__Task statement__. Return the records, each one exactly as written.

__Data entries__.
*-*-*

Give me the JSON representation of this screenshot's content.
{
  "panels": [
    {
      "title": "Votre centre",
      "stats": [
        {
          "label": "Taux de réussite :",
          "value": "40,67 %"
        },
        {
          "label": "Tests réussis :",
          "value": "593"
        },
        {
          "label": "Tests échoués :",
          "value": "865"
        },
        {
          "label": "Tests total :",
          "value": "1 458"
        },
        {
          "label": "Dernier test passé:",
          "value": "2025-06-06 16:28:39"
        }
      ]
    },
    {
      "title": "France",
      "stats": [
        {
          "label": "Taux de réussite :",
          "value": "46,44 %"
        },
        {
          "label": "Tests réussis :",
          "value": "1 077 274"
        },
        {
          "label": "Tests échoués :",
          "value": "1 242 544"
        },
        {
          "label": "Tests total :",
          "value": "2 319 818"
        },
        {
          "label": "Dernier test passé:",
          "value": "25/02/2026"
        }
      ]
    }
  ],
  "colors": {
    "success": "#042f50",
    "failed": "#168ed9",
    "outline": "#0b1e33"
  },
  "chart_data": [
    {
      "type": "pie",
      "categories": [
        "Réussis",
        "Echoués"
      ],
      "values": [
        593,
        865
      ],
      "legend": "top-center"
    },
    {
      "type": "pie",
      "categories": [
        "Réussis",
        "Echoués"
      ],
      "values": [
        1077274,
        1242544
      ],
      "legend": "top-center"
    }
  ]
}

*-*-*

__Solved exercise__.
Give me the JSON representation of this screenshot's content.
{
  "panels": [
    {
      "title": "Votre centre",
      "stats": [
        {
          "label": "Taux de réussite :",
          "value": "40,67 %"
        },
        {
          "label": "Tests réussis :",
          "value": "593"
        },
        {
          "label": "Tests échoués :",
          "value": "865"
        },
        {
          "label": "Tests total :",
          "value": "1 458"
        },
        {
          "label": "Dernier test passé:",
          "value": "2025-06-06 16:28:39"
        }
      ]
    },
    {
      "title": "France",
      "stats": [
        {
          "label": "Taux de réussite :",
          "value": "46,44 %"
        },
        {
          "label": "Tests réussis :",
          "value": "1 077 274"
        },
        {
          "label": "Tests échoués :",
          "value": "1 242 544"
        },
        {
          "label": "Tests total :",
          "value": "2 319 818"
        },
        {
          "label": "Dernier test passé:",
          "value": "25/02/2026"
        }
      ]
    }
  ],
  "colors": {
    "success": "#042f50",
    "failed": "#168ed9",
    "outline": "#0b1e33"
  },
  "chart_data": [
    {
      "type": "pie",
      "categories": [
        "Réussis",
        "Echoués"
      ],
      "values": [
        593,
        865
      ],
      "legend": "top-center"
    },
    {
      "type": "pie",
      "categories": [
        "Réussis",
        "Echoués"
      ],
      "values": [
        1077274,
        1242544
      ],
      "legend": "top-center"
    }
  ]
}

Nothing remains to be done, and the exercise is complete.